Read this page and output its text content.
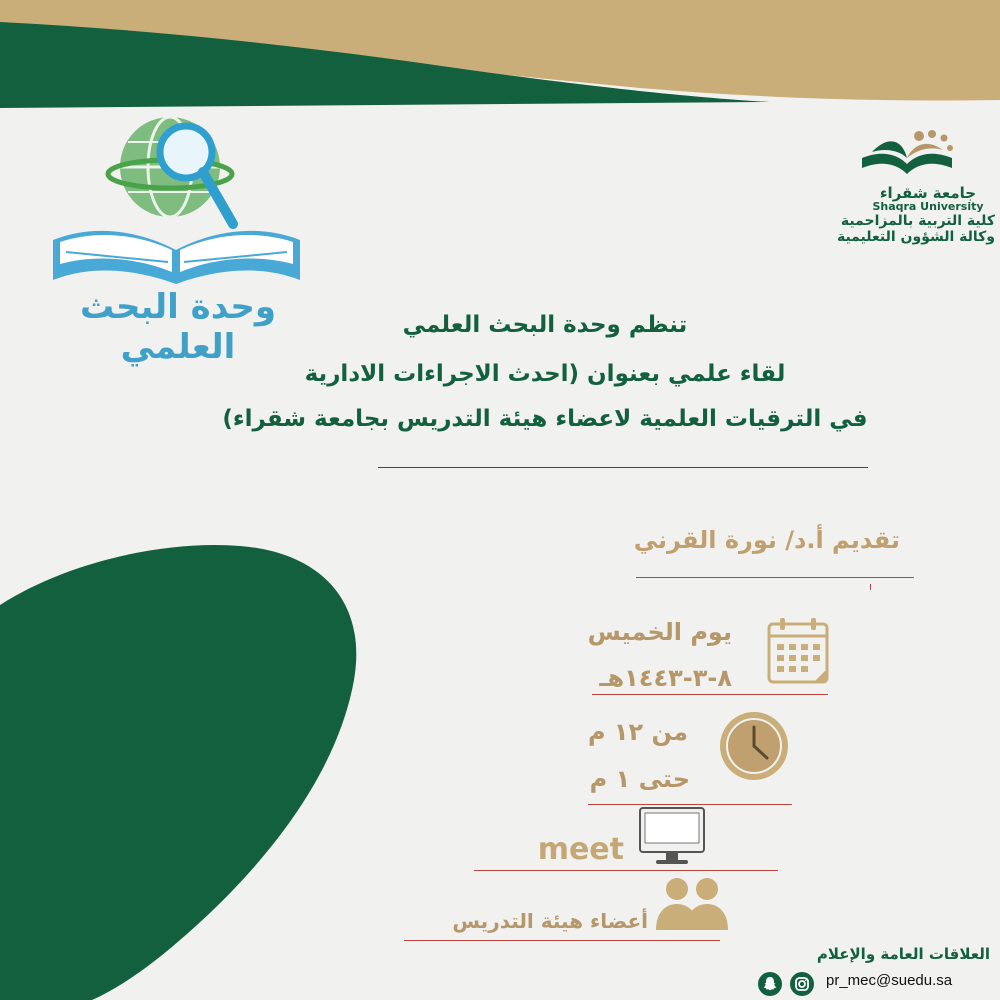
جامعة شقراء
Shaqra University
كلية التربية بالمزاحمية
وكالة الشؤون التعليمية
وحدة البحث العلمي
تنظم وحدة البحث العلمي
لقاء علمي بعنوان (احدث الاجراءات الادارية
في الترقيات العلمية لاعضاء هيئة التدريس بجامعة شقراء)
تقديم أ.د/ نورة القرني
يوم الخميس
٨-٣-١٤٤٣هـ
من ١٢ م
حتى ١ م
meet
أعضاء هيئة التدريس
العلاقات العامة والإعلام
pr_mec@suedu.sa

→ **Given problem**
Reproduce the records, all of them, word for word; omit the pictures.

→ **Answer**
Read this page and output its text content.
جامعة شقراء
Shaqra University
كلية التربية بالمزاحمية
وكالة الشؤون التعليمية
وحدة البحث العلمي
تنظم وحدة البحث العلمي
لقاء علمي بعنوان (احدث الاجراءات الادارية
في الترقيات العلمية لاعضاء هيئة التدريس بجامعة شقراء)
تقديم أ.د/ نورة القرني
يوم الخميس
٨-٣-١٤٤٣هـ
من ١٢ م
حتى ١ م
meet
أعضاء هيئة التدريس
العلاقات العامة والإعلام
pr_mec@suedu.sa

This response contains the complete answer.